Unintentional forensic edit logs via font changes

I always enjoy it when people tell on themselves with their font changes, making it clear that they have sent a hastily-edited form letter rather than a sincere one-to-one communication. Here's what a recent email looked like when viewed in Mail on iOS:

And here's what it looked like in Mail on macOS. The difference is more subtle, but the text of [MAJOR METROPOLITAN AREA] is still smaller (capital letters are 25px instead of 28px).

Also one of them is Arial and the other is Helvetica. Now, I know what you're thinking -- normally when someone makes that distinction you know that you're dealing with some kind of font-hipster super-nerd. This is true. But when they're side by side, sometimes even normal people can tell them apart!

Here's an easy way to screw up like this on macOS:

  • Compose an email in Mail.app.
  • Format / Make Rich Text.
  • Type stuff.
  • Open Notes.app and copy stuff.
  • Paste.

You will almost certainly get different fonts, because you didn't do "Paste and Match Style".

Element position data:

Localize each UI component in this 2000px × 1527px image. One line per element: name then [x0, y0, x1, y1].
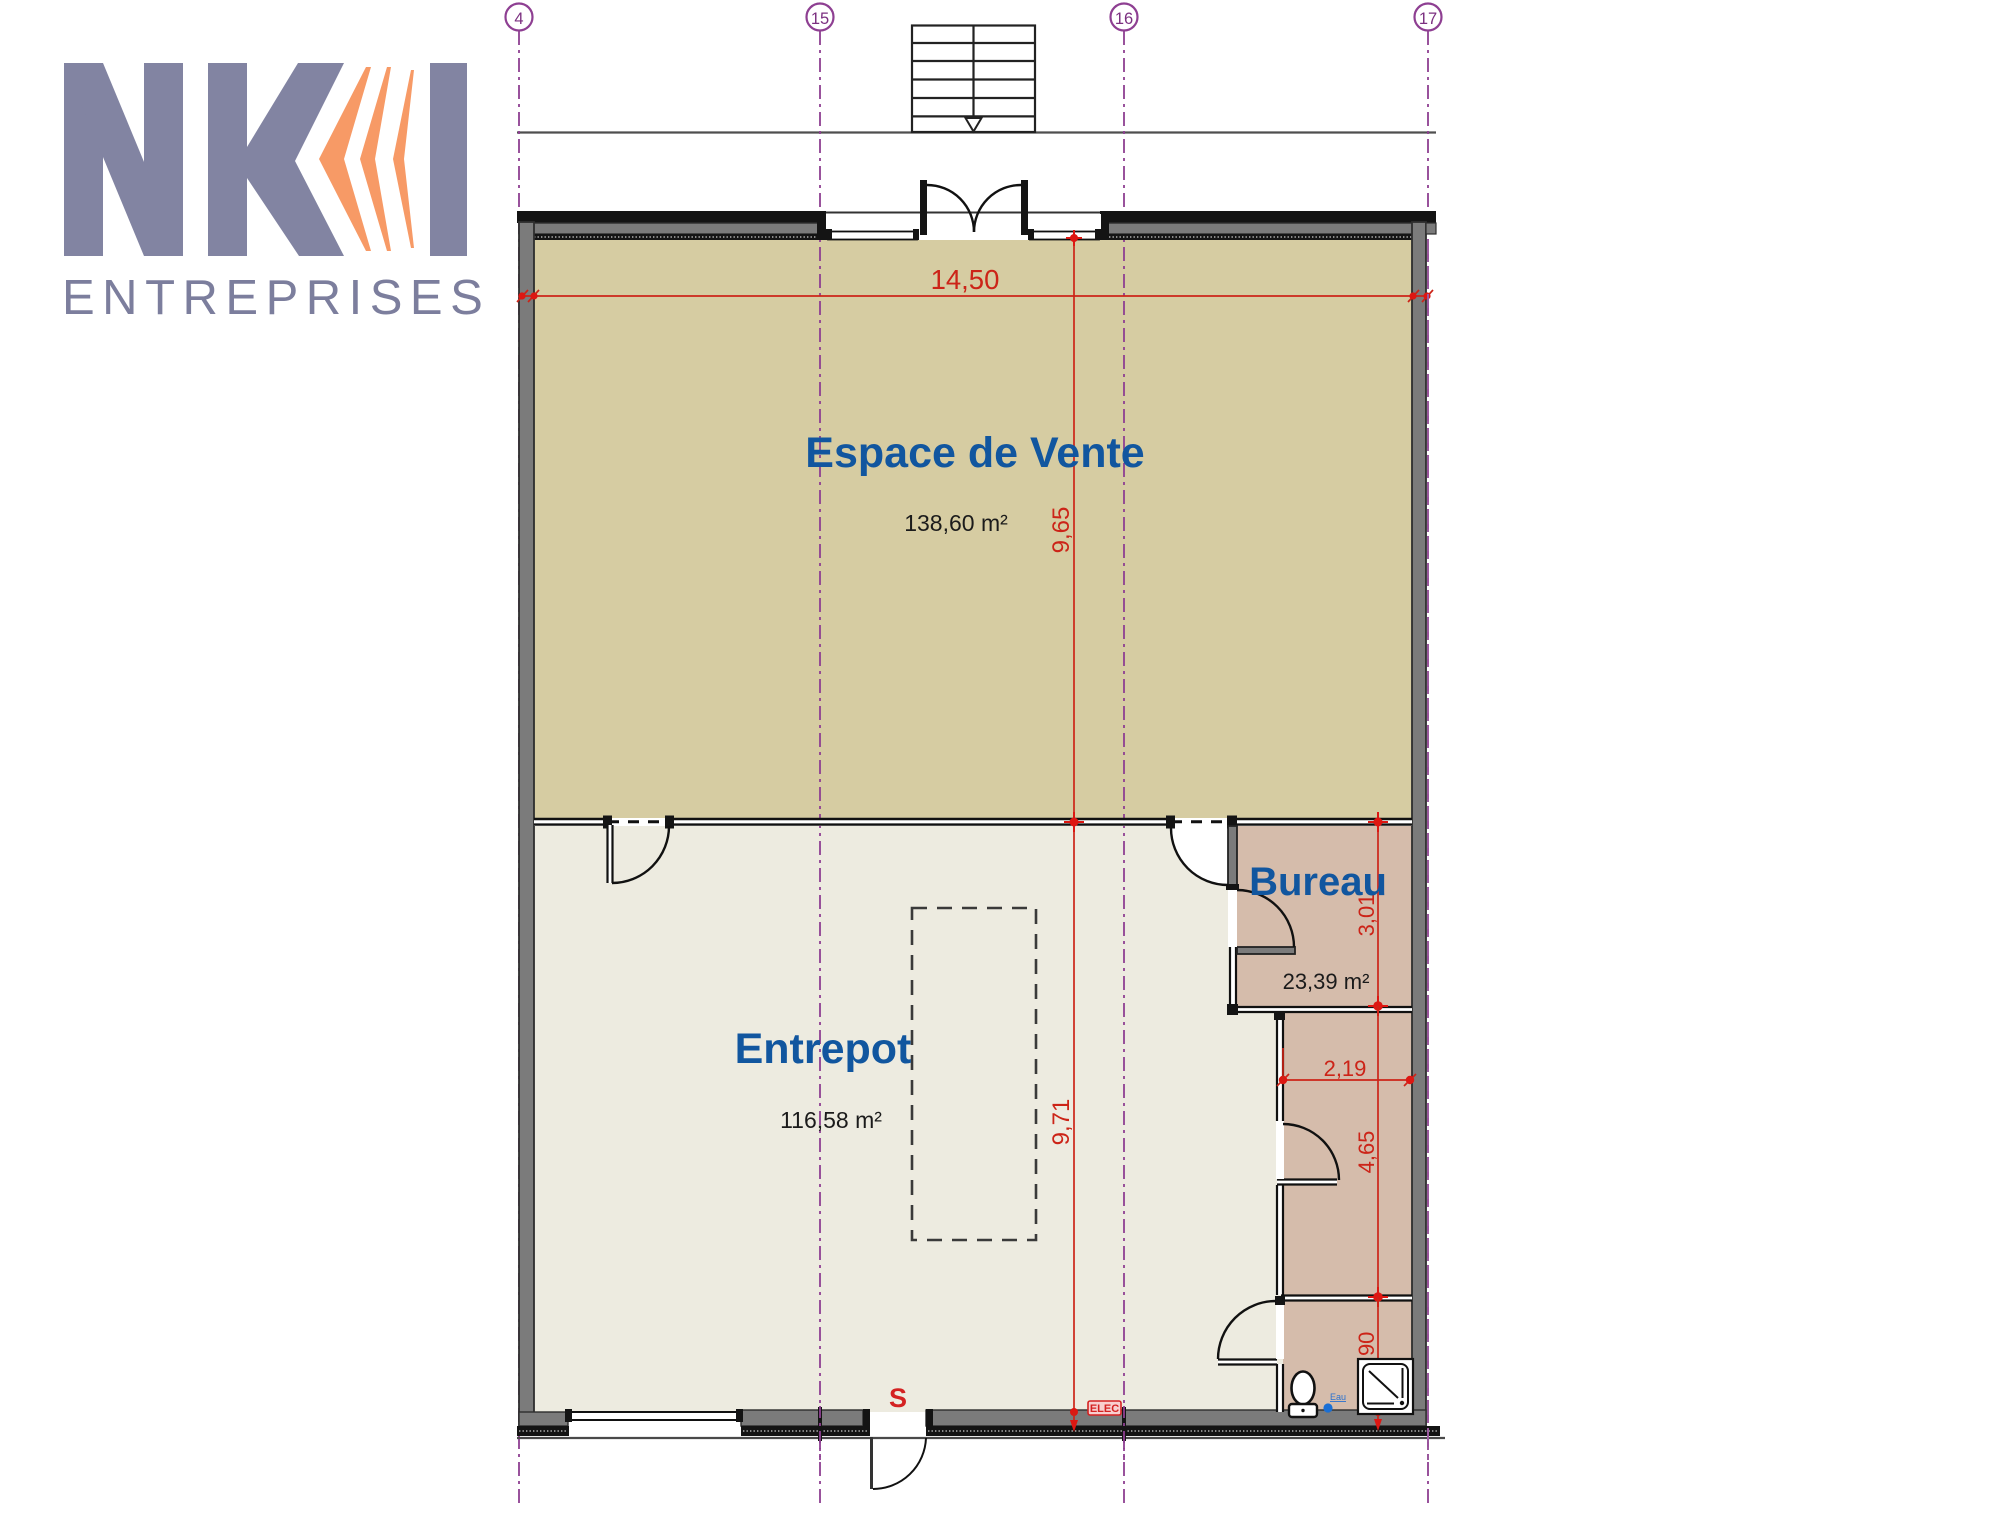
svg-text:9,65: 9,65	[1048, 507, 1075, 554]
svg-text:14,50: 14,50	[931, 264, 1000, 295]
svg-text:4,65: 4,65	[1354, 1131, 1379, 1174]
svg-text:ELEC: ELEC	[1090, 1403, 1119, 1415]
svg-text:2,19: 2,19	[1324, 1056, 1367, 1081]
svg-text:9,71: 9,71	[1048, 1099, 1075, 1146]
svg-text:116,58 m²: 116,58 m²	[780, 1107, 882, 1133]
svg-text:Eau: Eau	[1330, 1392, 1346, 1402]
svg-text:Bureau: Bureau	[1249, 860, 1387, 904]
svg-text:17: 17	[1419, 10, 1437, 28]
svg-text:S: S	[889, 1383, 907, 1413]
svg-text:4: 4	[514, 10, 523, 28]
svg-text:Espace de Vente: Espace de Vente	[805, 429, 1144, 477]
svg-text:23,39 m²: 23,39 m²	[1283, 969, 1370, 994]
svg-text:16: 16	[1115, 10, 1133, 28]
svg-text:Entrepot: Entrepot	[735, 1025, 912, 1073]
svg-text:ENTREPRISES: ENTREPRISES	[62, 271, 490, 325]
svg-text:138,60 m²: 138,60 m²	[904, 510, 1008, 536]
svg-text:15: 15	[811, 10, 829, 28]
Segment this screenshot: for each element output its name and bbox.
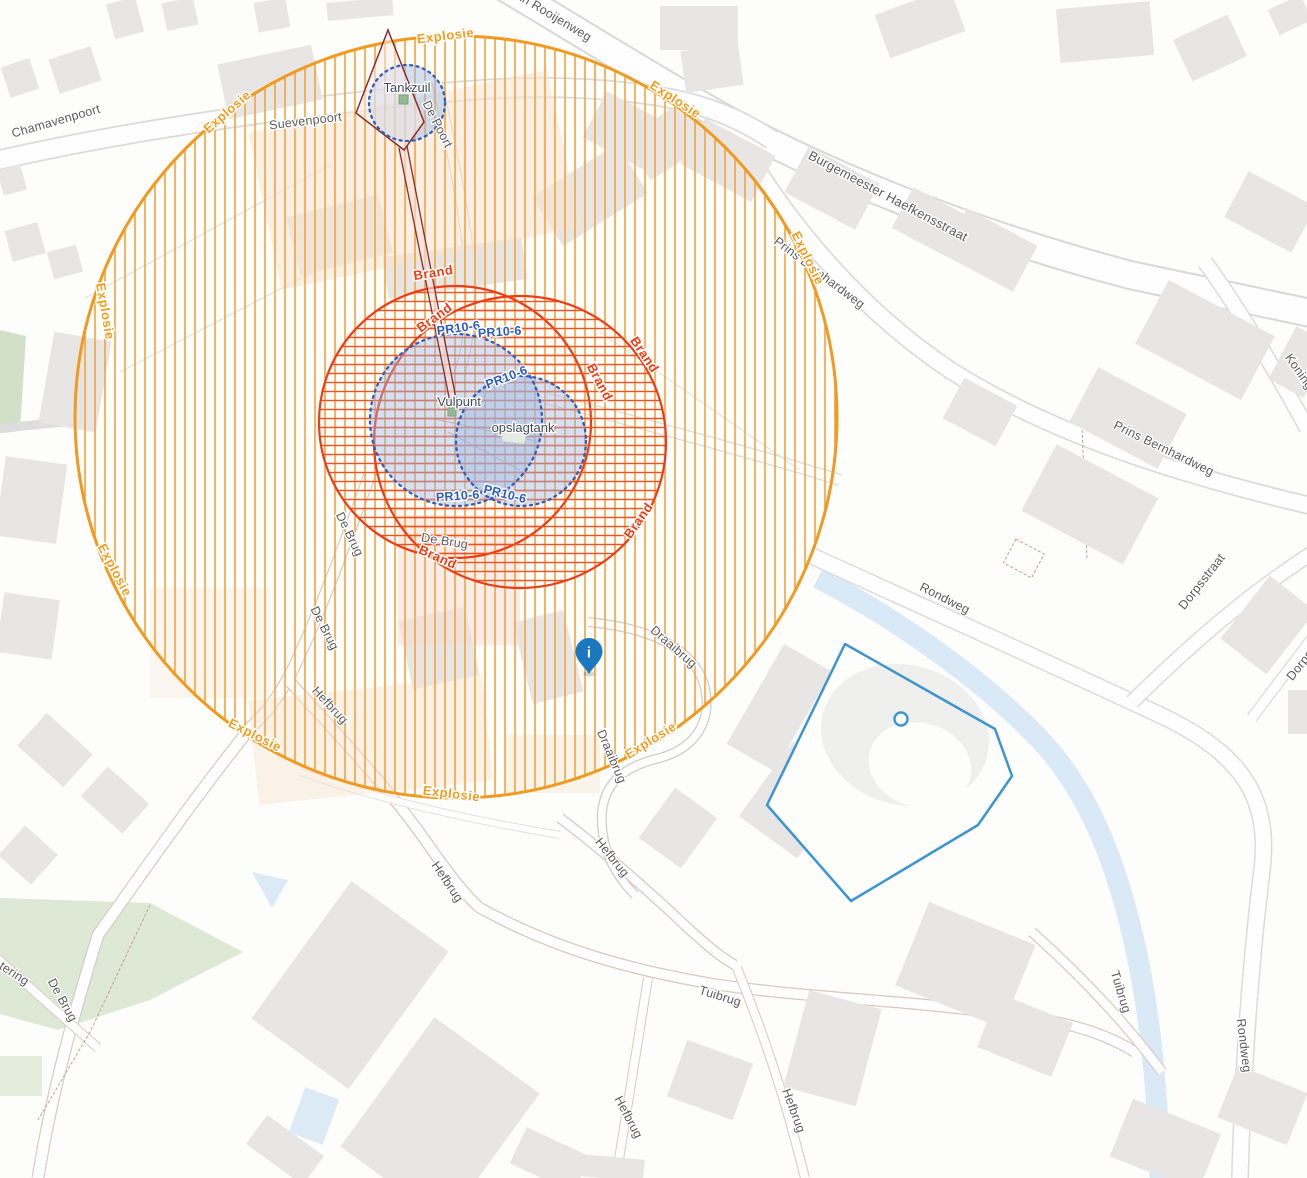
building bbox=[0, 456, 67, 544]
building bbox=[660, 6, 738, 50]
building bbox=[680, 43, 743, 93]
site-label-vulpunt: Vulpunt bbox=[437, 394, 481, 409]
building bbox=[254, 0, 291, 33]
site-label-opslagtank: opslagtank bbox=[492, 420, 555, 435]
map-canvas[interactable]: Chamavenpoort Suevenpoort van Rooijenweg… bbox=[0, 0, 1307, 1178]
site-label-tankzuil: Tankzuil bbox=[384, 80, 431, 95]
building bbox=[1288, 690, 1307, 734]
building bbox=[0, 592, 60, 659]
building bbox=[1056, 1, 1154, 63]
pin-info-glyph: i bbox=[587, 645, 591, 662]
park-area bbox=[0, 1056, 42, 1096]
selection-vertex-marker[interactable] bbox=[895, 713, 908, 726]
vulpunt-marker[interactable] bbox=[448, 408, 456, 416]
tankzuil-marker[interactable] bbox=[399, 95, 408, 104]
hazard-zones-layer bbox=[75, 30, 837, 798]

(Written request A) In the post about font changes, echo everything from "Here's an easy" down to "and copy stuff.".
(Written request B) According to the post about font changes, why does following the macOS steps it lists end up mixing fonts in an email? Answer in one to three sentences.
(Written request C) Pick up the post about font changes from its last sentence and continue it.
This material comes from a separate source and has no connection to the post about font changes.

(Task output A)
Here's an easy way to screw up like this on macOS:

  • Compose an email in Mail.app.
  • Format / Make Rich Text.
  • Type stuff.
  • Open Notes.app and copy stuff.

(Task output B) Text copied from Notes.app and pasted into a rich-text email in Mail.app will almost certainly come out in a different font. This happens because the ordinary paste was used instead of "Paste and Match Style".

(Task output C)
"Make Plain Text" also works, because nobody needs to see the damned fonts in your damned email in the first place (sorry not sorry).

And it's not just Apple; the Google and MICROS~1 tool sets all fuck up in nearly identical ways. Besides the highly visible breadcrumbs that they reveal through this kind of font fuckery, view source also reveals many other edits. You tend to get a new DIV or SPAN every time you paste something or join paragraphs, and that reveals clues about your editing process, information that you probably didn't intend the recipient to have.

I guess it's unsurprising that the people writing these rich-text editors screw up in this way -- it's probably inconceivable to them to be concerned about the on-the-wire representation of the data they are emitting, beyond whether it displays correctly for them personally. For other examples of this lack of craftsmanship just look at how pathetically every mail reader encodes quoted-printable -- a format intentionally designed to be readable by humans in the raw, but now universally treated as a binary blob. Or the criminally incompetent manner in which they all convert HTML to text/plain in multipart/alternative. Or, gestures wildly at the entirety of XML and JSON.

But the font size changes are surprising, because it's so obvious. It makes you look like you screwed up. Surely people have complained about this. And by "people" I mean "people who matter", you know, wealthy clients.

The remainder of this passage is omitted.